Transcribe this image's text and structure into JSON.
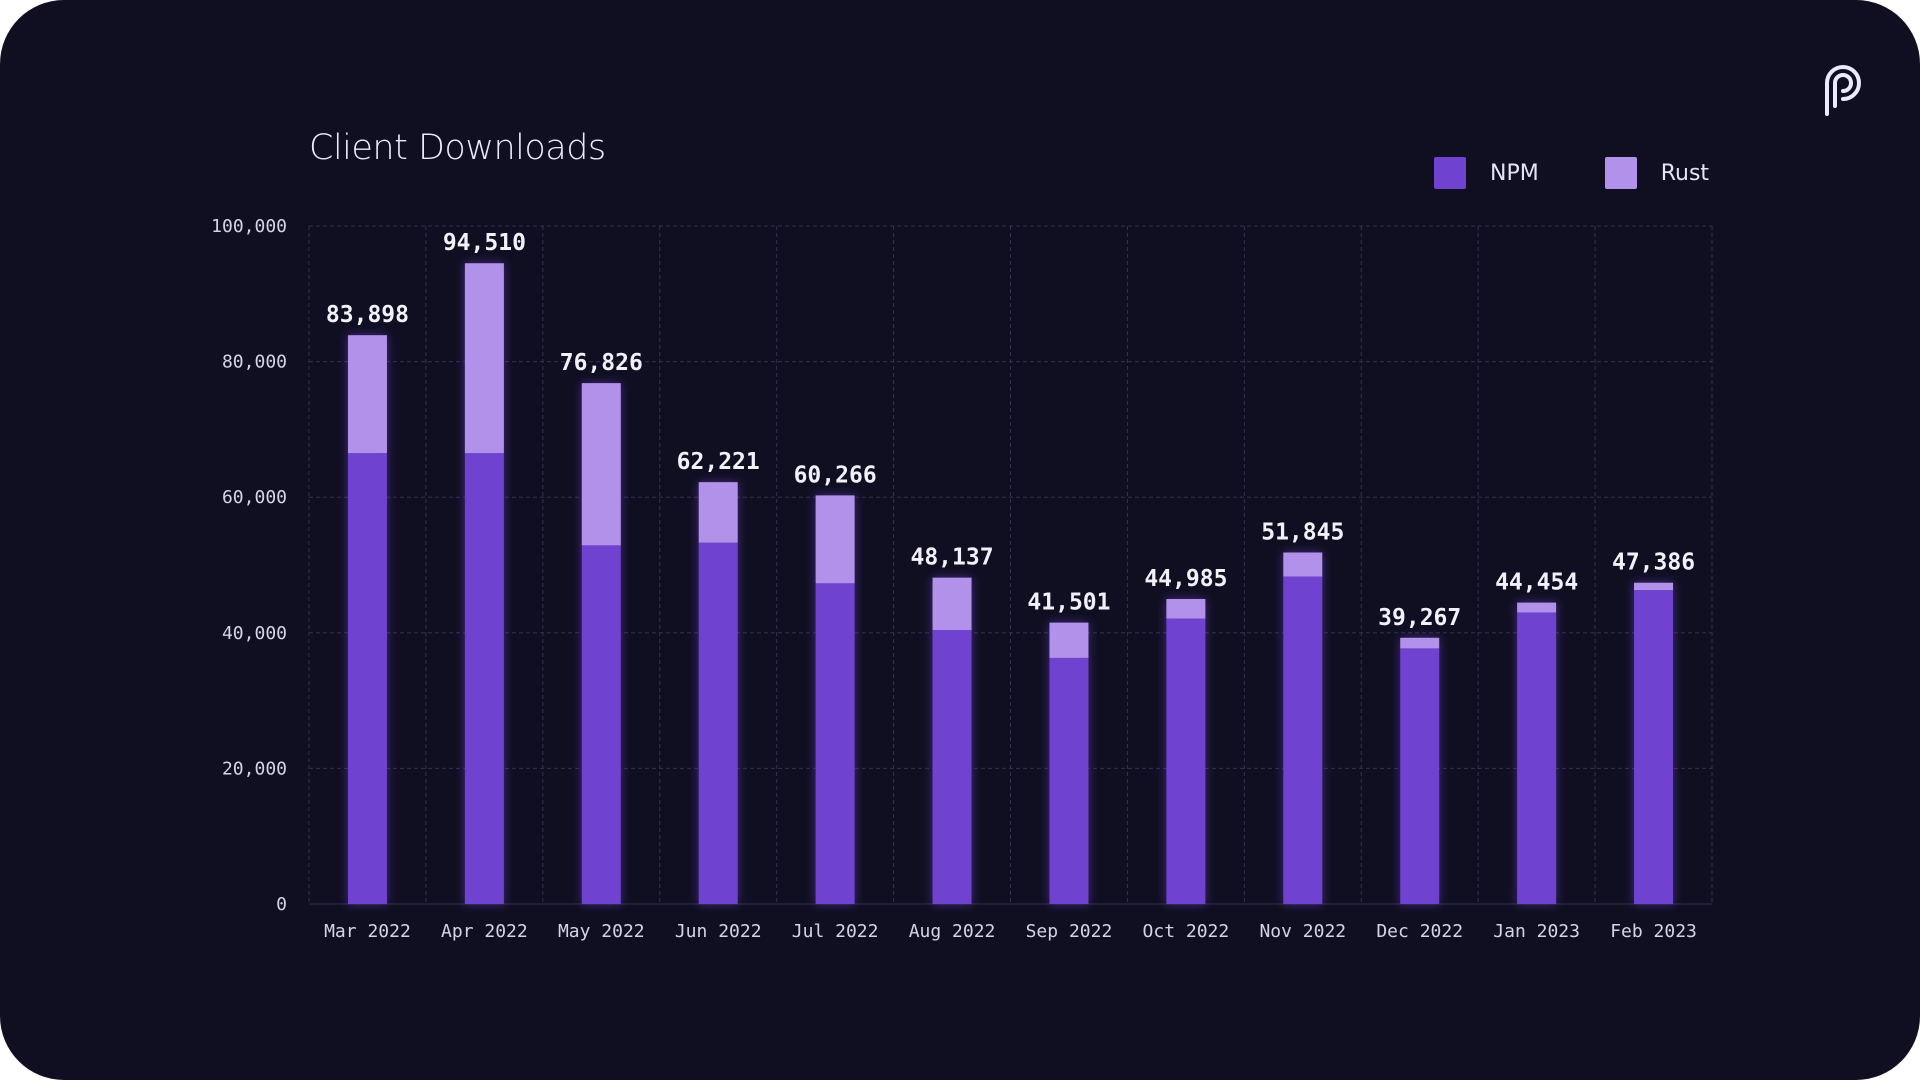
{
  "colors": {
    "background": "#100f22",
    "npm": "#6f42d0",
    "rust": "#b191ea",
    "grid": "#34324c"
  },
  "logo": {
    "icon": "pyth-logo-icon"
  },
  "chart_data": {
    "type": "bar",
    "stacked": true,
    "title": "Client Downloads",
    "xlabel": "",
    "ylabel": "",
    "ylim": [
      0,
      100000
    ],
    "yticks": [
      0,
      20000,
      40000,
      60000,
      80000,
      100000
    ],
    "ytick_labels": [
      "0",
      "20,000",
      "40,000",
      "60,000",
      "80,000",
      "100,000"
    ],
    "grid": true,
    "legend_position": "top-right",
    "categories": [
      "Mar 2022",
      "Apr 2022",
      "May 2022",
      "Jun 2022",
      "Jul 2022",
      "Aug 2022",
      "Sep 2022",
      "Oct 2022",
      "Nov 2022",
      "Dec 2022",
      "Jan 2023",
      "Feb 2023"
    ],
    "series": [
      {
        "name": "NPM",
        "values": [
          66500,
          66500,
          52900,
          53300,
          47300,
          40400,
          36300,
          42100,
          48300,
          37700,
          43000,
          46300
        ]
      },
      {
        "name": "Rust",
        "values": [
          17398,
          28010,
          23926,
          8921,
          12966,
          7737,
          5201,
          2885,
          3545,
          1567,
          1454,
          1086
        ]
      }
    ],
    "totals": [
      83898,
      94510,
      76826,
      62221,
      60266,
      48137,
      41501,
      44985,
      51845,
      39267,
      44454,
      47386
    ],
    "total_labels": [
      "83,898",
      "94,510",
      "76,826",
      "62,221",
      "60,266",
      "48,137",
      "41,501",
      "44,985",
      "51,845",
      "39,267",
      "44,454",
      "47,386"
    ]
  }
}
--
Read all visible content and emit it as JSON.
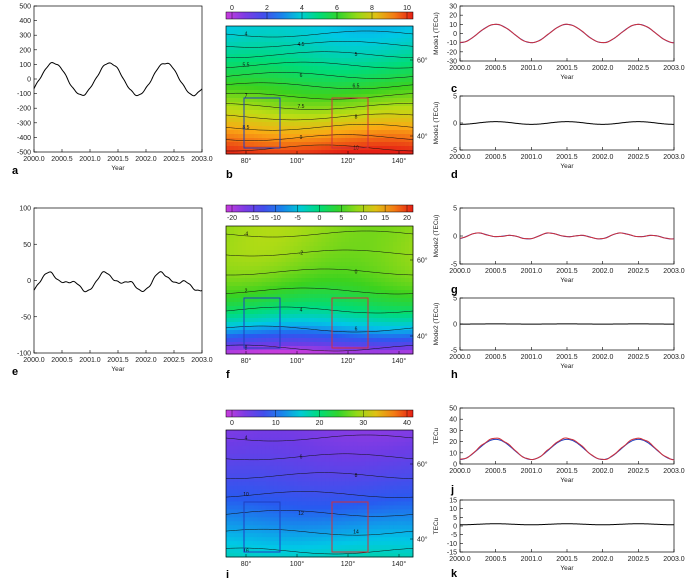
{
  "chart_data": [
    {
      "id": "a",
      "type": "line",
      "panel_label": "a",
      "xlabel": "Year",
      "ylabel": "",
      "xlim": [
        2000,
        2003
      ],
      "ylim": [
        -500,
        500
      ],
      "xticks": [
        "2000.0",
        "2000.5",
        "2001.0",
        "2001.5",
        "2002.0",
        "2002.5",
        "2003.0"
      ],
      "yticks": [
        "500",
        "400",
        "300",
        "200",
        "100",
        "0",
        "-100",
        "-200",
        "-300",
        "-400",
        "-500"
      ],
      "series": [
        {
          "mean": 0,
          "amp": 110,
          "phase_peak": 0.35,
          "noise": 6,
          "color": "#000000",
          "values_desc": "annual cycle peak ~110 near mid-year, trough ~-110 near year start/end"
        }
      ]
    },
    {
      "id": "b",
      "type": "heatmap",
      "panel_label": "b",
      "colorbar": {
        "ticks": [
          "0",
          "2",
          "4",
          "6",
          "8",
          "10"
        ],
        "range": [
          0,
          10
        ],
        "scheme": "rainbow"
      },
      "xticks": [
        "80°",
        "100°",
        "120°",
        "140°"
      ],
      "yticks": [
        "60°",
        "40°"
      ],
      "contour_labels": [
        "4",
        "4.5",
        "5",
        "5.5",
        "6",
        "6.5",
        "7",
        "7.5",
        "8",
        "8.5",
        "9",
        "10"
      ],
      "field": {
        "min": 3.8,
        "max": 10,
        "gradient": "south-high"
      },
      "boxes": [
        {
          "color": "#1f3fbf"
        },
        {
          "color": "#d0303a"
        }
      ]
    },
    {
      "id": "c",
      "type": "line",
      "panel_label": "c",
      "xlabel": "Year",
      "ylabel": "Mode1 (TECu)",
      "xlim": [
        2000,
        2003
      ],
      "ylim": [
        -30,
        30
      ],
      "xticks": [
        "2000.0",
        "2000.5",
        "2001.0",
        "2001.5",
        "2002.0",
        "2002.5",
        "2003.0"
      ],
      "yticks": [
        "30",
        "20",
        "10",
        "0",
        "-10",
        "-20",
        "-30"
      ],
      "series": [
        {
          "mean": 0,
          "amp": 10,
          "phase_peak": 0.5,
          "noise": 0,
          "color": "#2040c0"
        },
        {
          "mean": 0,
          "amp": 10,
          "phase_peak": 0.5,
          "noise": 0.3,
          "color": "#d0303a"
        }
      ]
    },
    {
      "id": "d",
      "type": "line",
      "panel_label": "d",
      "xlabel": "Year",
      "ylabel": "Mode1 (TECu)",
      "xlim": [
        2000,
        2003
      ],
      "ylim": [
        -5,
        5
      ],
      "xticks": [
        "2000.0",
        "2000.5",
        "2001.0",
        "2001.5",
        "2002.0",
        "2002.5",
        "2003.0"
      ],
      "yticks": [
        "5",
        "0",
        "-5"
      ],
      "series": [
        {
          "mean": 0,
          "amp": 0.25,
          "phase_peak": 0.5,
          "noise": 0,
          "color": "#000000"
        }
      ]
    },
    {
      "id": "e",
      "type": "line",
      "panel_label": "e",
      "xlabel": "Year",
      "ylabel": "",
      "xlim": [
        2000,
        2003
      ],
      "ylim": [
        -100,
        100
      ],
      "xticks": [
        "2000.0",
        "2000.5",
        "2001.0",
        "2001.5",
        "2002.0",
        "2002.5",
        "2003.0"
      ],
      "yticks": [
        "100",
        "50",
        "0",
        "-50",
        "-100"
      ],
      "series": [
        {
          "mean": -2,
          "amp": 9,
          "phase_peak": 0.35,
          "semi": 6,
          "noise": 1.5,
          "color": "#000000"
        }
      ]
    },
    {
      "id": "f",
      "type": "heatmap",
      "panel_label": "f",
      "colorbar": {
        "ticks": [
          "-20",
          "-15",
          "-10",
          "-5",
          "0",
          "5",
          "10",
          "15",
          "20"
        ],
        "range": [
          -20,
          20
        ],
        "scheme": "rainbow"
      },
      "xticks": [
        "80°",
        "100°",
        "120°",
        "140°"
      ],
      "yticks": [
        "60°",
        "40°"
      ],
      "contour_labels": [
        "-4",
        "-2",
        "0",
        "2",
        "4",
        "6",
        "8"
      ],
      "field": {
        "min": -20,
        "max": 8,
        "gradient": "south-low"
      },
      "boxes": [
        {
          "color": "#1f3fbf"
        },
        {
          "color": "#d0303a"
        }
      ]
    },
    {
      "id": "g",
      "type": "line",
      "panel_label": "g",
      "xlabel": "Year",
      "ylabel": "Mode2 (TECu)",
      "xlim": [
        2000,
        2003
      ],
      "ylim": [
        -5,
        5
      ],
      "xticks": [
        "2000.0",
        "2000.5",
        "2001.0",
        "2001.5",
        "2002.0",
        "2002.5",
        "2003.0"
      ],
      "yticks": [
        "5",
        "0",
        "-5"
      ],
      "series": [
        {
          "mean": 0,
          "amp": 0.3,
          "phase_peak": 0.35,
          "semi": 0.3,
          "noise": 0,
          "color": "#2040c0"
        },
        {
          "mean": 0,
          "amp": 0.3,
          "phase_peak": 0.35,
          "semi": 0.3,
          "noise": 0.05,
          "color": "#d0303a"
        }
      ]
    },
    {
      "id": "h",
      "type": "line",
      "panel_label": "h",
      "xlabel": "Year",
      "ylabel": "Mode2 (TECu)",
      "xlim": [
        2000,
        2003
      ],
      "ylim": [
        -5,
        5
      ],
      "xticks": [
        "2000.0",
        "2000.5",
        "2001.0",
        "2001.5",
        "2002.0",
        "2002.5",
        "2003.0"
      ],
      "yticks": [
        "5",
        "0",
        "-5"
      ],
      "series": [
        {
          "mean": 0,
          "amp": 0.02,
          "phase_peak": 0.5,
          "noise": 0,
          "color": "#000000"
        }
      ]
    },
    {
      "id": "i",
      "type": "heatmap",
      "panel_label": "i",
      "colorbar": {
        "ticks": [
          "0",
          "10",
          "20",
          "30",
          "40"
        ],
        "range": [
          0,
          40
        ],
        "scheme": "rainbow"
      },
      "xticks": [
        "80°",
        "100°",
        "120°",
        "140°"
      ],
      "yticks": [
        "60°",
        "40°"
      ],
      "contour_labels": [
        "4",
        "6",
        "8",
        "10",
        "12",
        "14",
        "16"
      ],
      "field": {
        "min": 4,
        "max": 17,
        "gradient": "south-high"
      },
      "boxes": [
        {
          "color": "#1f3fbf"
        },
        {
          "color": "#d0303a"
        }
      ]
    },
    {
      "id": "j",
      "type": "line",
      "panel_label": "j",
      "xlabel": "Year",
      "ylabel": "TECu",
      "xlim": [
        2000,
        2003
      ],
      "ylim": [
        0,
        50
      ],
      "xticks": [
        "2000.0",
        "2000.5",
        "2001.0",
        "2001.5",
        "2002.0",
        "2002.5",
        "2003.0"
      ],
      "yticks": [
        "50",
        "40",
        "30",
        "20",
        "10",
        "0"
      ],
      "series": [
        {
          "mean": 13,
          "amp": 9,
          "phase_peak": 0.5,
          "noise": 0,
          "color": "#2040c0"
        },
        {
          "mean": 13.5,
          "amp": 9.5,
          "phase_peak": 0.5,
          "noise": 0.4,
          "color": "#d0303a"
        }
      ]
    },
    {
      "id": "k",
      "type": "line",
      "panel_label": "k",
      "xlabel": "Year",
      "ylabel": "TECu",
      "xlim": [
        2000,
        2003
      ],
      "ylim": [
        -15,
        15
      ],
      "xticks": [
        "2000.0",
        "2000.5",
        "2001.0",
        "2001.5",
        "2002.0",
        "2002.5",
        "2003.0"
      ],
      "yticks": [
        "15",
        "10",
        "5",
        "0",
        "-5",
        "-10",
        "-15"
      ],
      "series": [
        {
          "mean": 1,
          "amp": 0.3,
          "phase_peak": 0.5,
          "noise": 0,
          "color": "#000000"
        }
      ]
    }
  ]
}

# Directions for this task:
Extract each line from the listing that holds the word "JSON".

# The result:
Transcribe this image's text and structure into JSON.
Read all visible content and emit it as JSON.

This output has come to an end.